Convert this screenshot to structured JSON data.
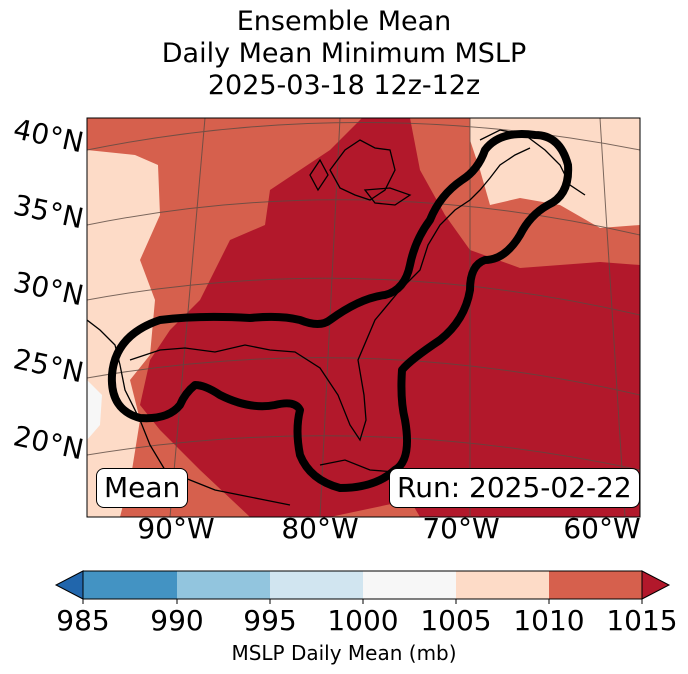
{
  "title": {
    "line1": "Ensemble Mean",
    "line2": "Daily Mean Minimum MSLP",
    "line3": "2025-03-18 12z-12z"
  },
  "map": {
    "lat_labels": [
      "40°N",
      "35°N",
      "30°N",
      "25°N",
      "20°N"
    ],
    "lon_labels": [
      "90°W",
      "80°W",
      "70°W",
      "60°W"
    ],
    "mean_label": "Mean",
    "run_label": "Run: 2025-02-22"
  },
  "colorbar": {
    "ticks": [
      "985",
      "990",
      "995",
      "1000",
      "1005",
      "1010",
      "1015"
    ],
    "label": "MSLP Daily Mean (mb)",
    "bins": [
      {
        "range": "<985",
        "color": "#2166ac"
      },
      {
        "range": "985-990",
        "color": "#4393c3"
      },
      {
        "range": "990-995",
        "color": "#92c5de"
      },
      {
        "range": "995-1000",
        "color": "#d1e5f0"
      },
      {
        "range": "1000-1005",
        "color": "#f7f7f7"
      },
      {
        "range": "1005-1010",
        "color": "#fddbc7"
      },
      {
        "range": "1010-1015",
        "color": "#d6604d"
      },
      {
        "range": ">1015",
        "color": "#b2182b"
      }
    ]
  }
}
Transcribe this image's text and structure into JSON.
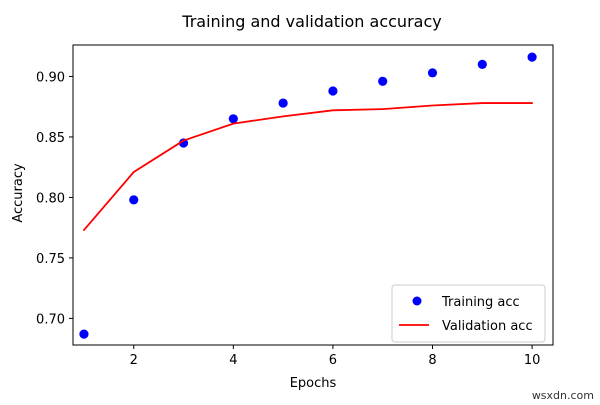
{
  "chart_data": {
    "type": "line",
    "title": "Training and validation accuracy",
    "xlabel": "Epochs",
    "ylabel": "Accuracy",
    "xlim": [
      0.78,
      10.42
    ],
    "ylim": [
      0.678,
      0.926
    ],
    "x_ticks": [
      2,
      4,
      6,
      8,
      10
    ],
    "y_ticks": [
      0.7,
      0.75,
      0.8,
      0.85,
      0.9
    ],
    "y_tick_labels": [
      "0.70",
      "0.75",
      "0.80",
      "0.85",
      "0.90"
    ],
    "grid": false,
    "legend_position": "lower-right",
    "x": [
      1,
      2,
      3,
      4,
      5,
      6,
      7,
      8,
      9,
      10
    ],
    "series": [
      {
        "name": "Training acc",
        "style": "markers",
        "color": "#0000ff",
        "values": [
          0.687,
          0.798,
          0.845,
          0.865,
          0.878,
          0.888,
          0.896,
          0.903,
          0.91,
          0.916
        ]
      },
      {
        "name": "Validation acc",
        "style": "line",
        "color": "#ff0000",
        "values": [
          0.773,
          0.821,
          0.847,
          0.861,
          0.867,
          0.872,
          0.873,
          0.876,
          0.878,
          0.878
        ]
      }
    ]
  },
  "watermark": "wsxdn.com"
}
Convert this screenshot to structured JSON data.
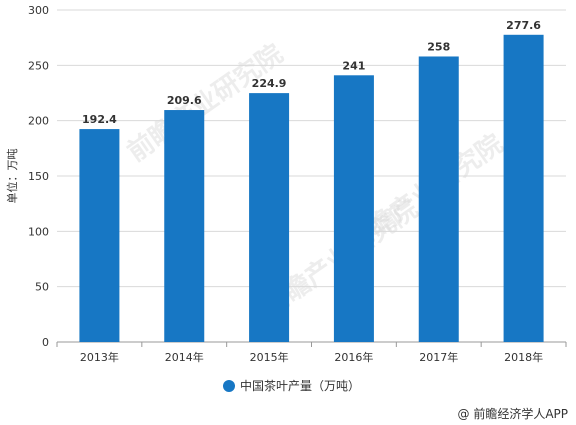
{
  "chart_data": {
    "type": "bar",
    "categories": [
      "2013年",
      "2014年",
      "2015年",
      "2016年",
      "2017年",
      "2018年"
    ],
    "series": [
      {
        "name": "中国茶叶产量（万吨）",
        "values": [
          192.4,
          209.6,
          224.9,
          241,
          258,
          277.6
        ],
        "labels": [
          "192.4",
          "209.6",
          "224.9",
          "241",
          "258",
          "277.6"
        ]
      }
    ],
    "ylabel": "单位：万吨",
    "ylim": [
      0,
      300
    ],
    "yticks": [
      0,
      50,
      100,
      150,
      200,
      250,
      300
    ],
    "grid": true,
    "legend": "bottom-center",
    "color": "#1777c4"
  },
  "credit": "@ 前瞻经济学人APP",
  "watermark": "前瞻产业研究院"
}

◇ ◇ ◇ ◇ ◇ ◇ ◇

• _PROBLEM STATEMENT_
All of the entries above should be duplicated exactly, except for the pictures.

• _FINISHED EXERCISE_
Convert this screenshot to structured JSON data.
{
  "title": {
    "line1": "Ensemble Mean",
    "line2": "Daily Mean Minimum MSLP",
    "line3": "2025-03-18 12z-12z"
  },
  "map": {
    "lat_labels": [
      "40°N",
      "35°N",
      "30°N",
      "25°N",
      "20°N"
    ],
    "lon_labels": [
      "90°W",
      "80°W",
      "70°W",
      "60°W"
    ],
    "mean_label": "Mean",
    "run_label": "Run: 2025-02-22"
  },
  "colorbar": {
    "ticks": [
      "985",
      "990",
      "995",
      "1000",
      "1005",
      "1010",
      "1015"
    ],
    "label": "MSLP Daily Mean (mb)",
    "bins": [
      {
        "range": "<985",
        "color": "#2166ac"
      },
      {
        "range": "985-990",
        "color": "#4393c3"
      },
      {
        "range": "990-995",
        "color": "#92c5de"
      },
      {
        "range": "995-1000",
        "color": "#d1e5f0"
      },
      {
        "range": "1000-1005",
        "color": "#f7f7f7"
      },
      {
        "range": "1005-1010",
        "color": "#fddbc7"
      },
      {
        "range": "1010-1015",
        "color": "#d6604d"
      },
      {
        "range": ">1015",
        "color": "#b2182b"
      }
    ]
  }
}
Transcribe this image's text and structure into JSON.
{
  "chart_data": {
    "type": "line",
    "title": "Training and validation accuracy",
    "xlabel": "Epochs",
    "ylabel": "Accuracy",
    "xlim": [
      0.78,
      10.42
    ],
    "ylim": [
      0.678,
      0.926
    ],
    "x_ticks": [
      2,
      4,
      6,
      8,
      10
    ],
    "y_ticks": [
      0.7,
      0.75,
      0.8,
      0.85,
      0.9
    ],
    "y_tick_labels": [
      "0.70",
      "0.75",
      "0.80",
      "0.85",
      "0.90"
    ],
    "grid": false,
    "legend_position": "lower-right",
    "x": [
      1,
      2,
      3,
      4,
      5,
      6,
      7,
      8,
      9,
      10
    ],
    "series": [
      {
        "name": "Training acc",
        "style": "markers",
        "color": "#0000ff",
        "values": [
          0.687,
          0.798,
          0.845,
          0.865,
          0.878,
          0.888,
          0.896,
          0.903,
          0.91,
          0.916
        ]
      },
      {
        "name": "Validation acc",
        "style": "line",
        "color": "#ff0000",
        "values": [
          0.773,
          0.821,
          0.847,
          0.861,
          0.867,
          0.872,
          0.873,
          0.876,
          0.878,
          0.878
        ]
      }
    ]
  },
  "watermark": "wsxdn.com"
}
Convert this screenshot to structured JSON data.
{
  "chart_data": {
    "type": "bar",
    "categories": [
      "2013年",
      "2014年",
      "2015年",
      "2016年",
      "2017年",
      "2018年"
    ],
    "series": [
      {
        "name": "中国茶叶产量（万吨）",
        "values": [
          192.4,
          209.6,
          224.9,
          241,
          258,
          277.6
        ],
        "labels": [
          "192.4",
          "209.6",
          "224.9",
          "241",
          "258",
          "277.6"
        ]
      }
    ],
    "ylabel": "单位：万吨",
    "ylim": [
      0,
      300
    ],
    "yticks": [
      0,
      50,
      100,
      150,
      200,
      250,
      300
    ],
    "grid": true,
    "legend": "bottom-center",
    "color": "#1777c4"
  },
  "credit": "@ 前瞻经济学人APP",
  "watermark": "前瞻产业研究院"
}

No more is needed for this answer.